■ Problem to solve
Reproduce all of the material exactly as shown.

■ Data to use
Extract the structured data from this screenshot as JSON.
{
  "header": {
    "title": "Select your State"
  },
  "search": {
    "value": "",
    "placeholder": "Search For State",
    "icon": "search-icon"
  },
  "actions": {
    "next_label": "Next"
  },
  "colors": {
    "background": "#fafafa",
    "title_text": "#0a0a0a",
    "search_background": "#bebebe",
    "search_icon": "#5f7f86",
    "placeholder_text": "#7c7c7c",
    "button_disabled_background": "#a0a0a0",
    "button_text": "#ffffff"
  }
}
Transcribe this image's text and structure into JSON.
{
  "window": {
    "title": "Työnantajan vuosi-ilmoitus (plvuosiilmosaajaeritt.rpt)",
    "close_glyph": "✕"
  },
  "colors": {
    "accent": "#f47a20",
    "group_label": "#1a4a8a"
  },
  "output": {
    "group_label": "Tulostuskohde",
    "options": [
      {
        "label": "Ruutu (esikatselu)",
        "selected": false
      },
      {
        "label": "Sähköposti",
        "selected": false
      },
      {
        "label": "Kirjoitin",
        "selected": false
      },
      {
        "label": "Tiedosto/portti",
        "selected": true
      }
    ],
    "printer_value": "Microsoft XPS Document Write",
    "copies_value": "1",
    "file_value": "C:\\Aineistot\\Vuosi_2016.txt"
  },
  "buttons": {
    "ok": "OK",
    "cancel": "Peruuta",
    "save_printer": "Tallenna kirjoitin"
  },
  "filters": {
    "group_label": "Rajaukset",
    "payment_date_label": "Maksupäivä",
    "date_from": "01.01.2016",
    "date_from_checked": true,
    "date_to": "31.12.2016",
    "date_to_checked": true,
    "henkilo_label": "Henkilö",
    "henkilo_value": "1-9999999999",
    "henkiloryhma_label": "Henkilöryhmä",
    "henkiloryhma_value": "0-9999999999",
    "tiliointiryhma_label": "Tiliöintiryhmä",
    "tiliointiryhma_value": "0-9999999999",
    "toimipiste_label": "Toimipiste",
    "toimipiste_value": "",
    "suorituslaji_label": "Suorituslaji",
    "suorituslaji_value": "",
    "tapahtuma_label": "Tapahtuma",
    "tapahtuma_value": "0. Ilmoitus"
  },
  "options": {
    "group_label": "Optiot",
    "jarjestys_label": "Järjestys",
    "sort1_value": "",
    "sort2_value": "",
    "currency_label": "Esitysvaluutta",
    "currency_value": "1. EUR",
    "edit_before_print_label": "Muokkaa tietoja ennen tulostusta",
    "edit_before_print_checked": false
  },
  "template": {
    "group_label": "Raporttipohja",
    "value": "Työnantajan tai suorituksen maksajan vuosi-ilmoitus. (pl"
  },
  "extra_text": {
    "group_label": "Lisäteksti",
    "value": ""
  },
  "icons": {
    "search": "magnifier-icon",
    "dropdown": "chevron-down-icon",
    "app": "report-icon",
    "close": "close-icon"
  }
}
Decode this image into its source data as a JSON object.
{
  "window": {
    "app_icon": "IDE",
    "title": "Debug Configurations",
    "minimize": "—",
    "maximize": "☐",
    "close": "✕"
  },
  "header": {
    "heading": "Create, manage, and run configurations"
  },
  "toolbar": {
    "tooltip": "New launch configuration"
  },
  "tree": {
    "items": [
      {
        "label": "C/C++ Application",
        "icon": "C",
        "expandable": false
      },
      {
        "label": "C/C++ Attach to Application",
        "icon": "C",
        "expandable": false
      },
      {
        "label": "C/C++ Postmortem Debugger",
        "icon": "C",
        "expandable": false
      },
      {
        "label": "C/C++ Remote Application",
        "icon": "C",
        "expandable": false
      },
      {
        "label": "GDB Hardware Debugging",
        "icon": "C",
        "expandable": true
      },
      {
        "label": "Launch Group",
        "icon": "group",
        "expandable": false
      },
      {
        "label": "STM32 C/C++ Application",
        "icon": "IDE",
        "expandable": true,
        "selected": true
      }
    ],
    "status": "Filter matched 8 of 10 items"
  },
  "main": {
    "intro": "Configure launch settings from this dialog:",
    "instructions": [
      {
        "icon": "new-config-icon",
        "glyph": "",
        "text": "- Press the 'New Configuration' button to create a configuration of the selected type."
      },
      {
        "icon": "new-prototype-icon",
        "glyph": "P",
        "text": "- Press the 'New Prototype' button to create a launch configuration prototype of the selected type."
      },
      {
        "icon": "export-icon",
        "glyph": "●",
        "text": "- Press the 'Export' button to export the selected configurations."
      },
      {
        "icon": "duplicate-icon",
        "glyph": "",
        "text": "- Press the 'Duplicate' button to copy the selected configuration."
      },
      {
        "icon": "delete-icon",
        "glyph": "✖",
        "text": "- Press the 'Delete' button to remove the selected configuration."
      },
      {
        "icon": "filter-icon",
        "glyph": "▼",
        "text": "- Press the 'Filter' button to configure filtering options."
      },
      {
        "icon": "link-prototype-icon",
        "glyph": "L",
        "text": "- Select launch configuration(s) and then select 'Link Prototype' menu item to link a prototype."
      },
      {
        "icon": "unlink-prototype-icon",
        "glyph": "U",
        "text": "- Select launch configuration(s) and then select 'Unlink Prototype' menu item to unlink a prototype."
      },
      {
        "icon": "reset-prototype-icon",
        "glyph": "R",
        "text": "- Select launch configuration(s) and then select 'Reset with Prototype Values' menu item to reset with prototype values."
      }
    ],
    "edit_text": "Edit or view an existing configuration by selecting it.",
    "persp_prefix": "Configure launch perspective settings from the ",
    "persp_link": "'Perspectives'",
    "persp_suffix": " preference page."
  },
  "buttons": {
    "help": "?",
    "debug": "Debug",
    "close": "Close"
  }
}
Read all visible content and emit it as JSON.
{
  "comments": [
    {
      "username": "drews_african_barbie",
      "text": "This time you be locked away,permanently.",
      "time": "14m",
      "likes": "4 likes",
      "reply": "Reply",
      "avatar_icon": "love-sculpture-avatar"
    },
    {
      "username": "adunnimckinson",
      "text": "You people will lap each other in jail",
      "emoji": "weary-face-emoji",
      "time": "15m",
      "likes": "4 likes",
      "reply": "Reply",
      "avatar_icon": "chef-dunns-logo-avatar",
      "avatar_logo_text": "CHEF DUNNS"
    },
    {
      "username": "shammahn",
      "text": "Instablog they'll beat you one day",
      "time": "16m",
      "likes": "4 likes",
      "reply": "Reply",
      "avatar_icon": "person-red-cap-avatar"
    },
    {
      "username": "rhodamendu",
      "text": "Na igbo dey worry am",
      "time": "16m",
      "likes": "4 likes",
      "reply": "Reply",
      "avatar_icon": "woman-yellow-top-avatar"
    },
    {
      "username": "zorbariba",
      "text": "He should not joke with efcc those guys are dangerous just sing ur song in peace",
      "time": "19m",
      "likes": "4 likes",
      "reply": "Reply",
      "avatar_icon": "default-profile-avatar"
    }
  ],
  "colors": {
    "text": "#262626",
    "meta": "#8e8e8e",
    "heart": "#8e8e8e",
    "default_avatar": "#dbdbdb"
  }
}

■ Answer in full
Extract the structured data from this screenshot as JSON.
{
  "header": {
    "title": "Select your State"
  },
  "search": {
    "value": "",
    "placeholder": "Search For State",
    "icon": "search-icon"
  },
  "actions": {
    "next_label": "Next"
  },
  "colors": {
    "background": "#fafafa",
    "title_text": "#0a0a0a",
    "search_background": "#bebebe",
    "search_icon": "#5f7f86",
    "placeholder_text": "#7c7c7c",
    "button_disabled_background": "#a0a0a0",
    "button_text": "#ffffff"
  }
}
Transcribe this image's text and structure into JSON.
{
  "window": {
    "title": "Työnantajan vuosi-ilmoitus (plvuosiilmosaajaeritt.rpt)",
    "close_glyph": "✕"
  },
  "colors": {
    "accent": "#f47a20",
    "group_label": "#1a4a8a"
  },
  "output": {
    "group_label": "Tulostuskohde",
    "options": [
      {
        "label": "Ruutu (esikatselu)",
        "selected": false
      },
      {
        "label": "Sähköposti",
        "selected": false
      },
      {
        "label": "Kirjoitin",
        "selected": false
      },
      {
        "label": "Tiedosto/portti",
        "selected": true
      }
    ],
    "printer_value": "Microsoft XPS Document Write",
    "copies_value": "1",
    "file_value": "C:\\Aineistot\\Vuosi_2016.txt"
  },
  "buttons": {
    "ok": "OK",
    "cancel": "Peruuta",
    "save_printer": "Tallenna kirjoitin"
  },
  "filters": {
    "group_label": "Rajaukset",
    "payment_date_label": "Maksupäivä",
    "date_from": "01.01.2016",
    "date_from_checked": true,
    "date_to": "31.12.2016",
    "date_to_checked": true,
    "henkilo_label": "Henkilö",
    "henkilo_value": "1-9999999999",
    "henkiloryhma_label": "Henkilöryhmä",
    "henkiloryhma_value": "0-9999999999",
    "tiliointiryhma_label": "Tiliöintiryhmä",
    "tiliointiryhma_value": "0-9999999999",
    "toimipiste_label": "Toimipiste",
    "toimipiste_value": "",
    "suorituslaji_label": "Suorituslaji",
    "suorituslaji_value": "",
    "tapahtuma_label": "Tapahtuma",
    "tapahtuma_value": "0. Ilmoitus"
  },
  "options": {
    "group_label": "Optiot",
    "jarjestys_label": "Järjestys",
    "sort1_value": "",
    "sort2_value": "",
    "currency_label": "Esitysvaluutta",
    "currency_value": "1. EUR",
    "edit_before_print_label": "Muokkaa tietoja ennen tulostusta",
    "edit_before_print_checked": false
  },
  "template": {
    "group_label": "Raporttipohja",
    "value": "Työnantajan tai suorituksen maksajan vuosi-ilmoitus. (pl"
  },
  "extra_text": {
    "group_label": "Lisäteksti",
    "value": ""
  },
  "icons": {
    "search": "magnifier-icon",
    "dropdown": "chevron-down-icon",
    "app": "report-icon",
    "close": "close-icon"
  }
}
Decode this image into its source data as a JSON object.
{
  "window": {
    "app_icon": "IDE",
    "title": "Debug Configurations",
    "minimize": "—",
    "maximize": "☐",
    "close": "✕"
  },
  "header": {
    "heading": "Create, manage, and run configurations"
  },
  "toolbar": {
    "tooltip": "New launch configuration"
  },
  "tree": {
    "items": [
      {
        "label": "C/C++ Application",
        "icon": "C",
        "expandable": false
      },
      {
        "label": "C/C++ Attach to Application",
        "icon": "C",
        "expandable": false
      },
      {
        "label": "C/C++ Postmortem Debugger",
        "icon": "C",
        "expandable": false
      },
      {
        "label": "C/C++ Remote Application",
        "icon": "C",
        "expandable": false
      },
      {
        "label": "GDB Hardware Debugging",
        "icon": "C",
        "expandable": true
      },
      {
        "label": "Launch Group",
        "icon": "group",
        "expandable": false
      },
      {
        "label": "STM32 C/C++ Application",
        "icon": "IDE",
        "expandable": true,
        "selected": true
      }
    ],
    "status": "Filter matched 8 of 10 items"
  },
  "main": {
    "intro": "Configure launch settings from this dialog:",
    "instructions": [
      {
        "icon": "new-config-icon",
        "glyph": "",
        "text": "- Press the 'New Configuration' button to create a configuration of the selected type."
      },
      {
        "icon": "new-prototype-icon",
        "glyph": "P",
        "text": "- Press the 'New Prototype' button to create a launch configuration prototype of the selected type."
      },
      {
        "icon": "export-icon",
        "glyph": "●",
        "text": "- Press the 'Export' button to export the selected configurations."
      },
      {
        "icon": "duplicate-icon",
        "glyph": "",
        "text": "- Press the 'Duplicate' button to copy the selected configuration."
      },
      {
        "icon": "delete-icon",
        "glyph": "✖",
        "text": "- Press the 'Delete' button to remove the selected configuration."
      },
      {
        "icon": "filter-icon",
        "glyph": "▼",
        "text": "- Press the 'Filter' button to configure filtering options."
      },
      {
        "icon": "link-prototype-icon",
        "glyph": "L",
        "text": "- Select launch configuration(s) and then select 'Link Prototype' menu item to link a prototype."
      },
      {
        "icon": "unlink-prototype-icon",
        "glyph": "U",
        "text": "- Select launch configuration(s) and then select 'Unlink Prototype' menu item to unlink a prototype."
      },
      {
        "icon": "reset-prototype-icon",
        "glyph": "R",
        "text": "- Select launch configuration(s) and then select 'Reset with Prototype Values' menu item to reset with prototype values."
      }
    ],
    "edit_text": "Edit or view an existing configuration by selecting it.",
    "persp_prefix": "Configure launch perspective settings from the ",
    "persp_link": "'Perspectives'",
    "persp_suffix": " preference page."
  },
  "buttons": {
    "help": "?",
    "debug": "Debug",
    "close": "Close"
  }
}
Read all visible content and emit it as JSON.
{
  "comments": [
    {
      "username": "drews_african_barbie",
      "text": "This time you be locked away,permanently.",
      "time": "14m",
      "likes": "4 likes",
      "reply": "Reply",
      "avatar_icon": "love-sculpture-avatar"
    },
    {
      "username": "adunnimckinson",
      "text": "You people will lap each other in jail",
      "emoji": "weary-face-emoji",
      "time": "15m",
      "likes": "4 likes",
      "reply": "Reply",
      "avatar_icon": "chef-dunns-logo-avatar",
      "avatar_logo_text": "CHEF DUNNS"
    },
    {
      "username": "shammahn",
      "text": "Instablog they'll beat you one day",
      "time": "16m",
      "likes": "4 likes",
      "reply": "Reply",
      "avatar_icon": "person-red-cap-avatar"
    },
    {
      "username": "rhodamendu",
      "text": "Na igbo dey worry am",
      "time": "16m",
      "likes": "4 likes",
      "reply": "Reply",
      "avatar_icon": "woman-yellow-top-avatar"
    },
    {
      "username": "zorbariba",
      "text": "He should not joke with efcc those guys are dangerous just sing ur song in peace",
      "time": "19m",
      "likes": "4 likes",
      "reply": "Reply",
      "avatar_icon": "default-profile-avatar"
    }
  ],
  "colors": {
    "text": "#262626",
    "meta": "#8e8e8e",
    "heart": "#8e8e8e",
    "default_avatar": "#dbdbdb"
  }
}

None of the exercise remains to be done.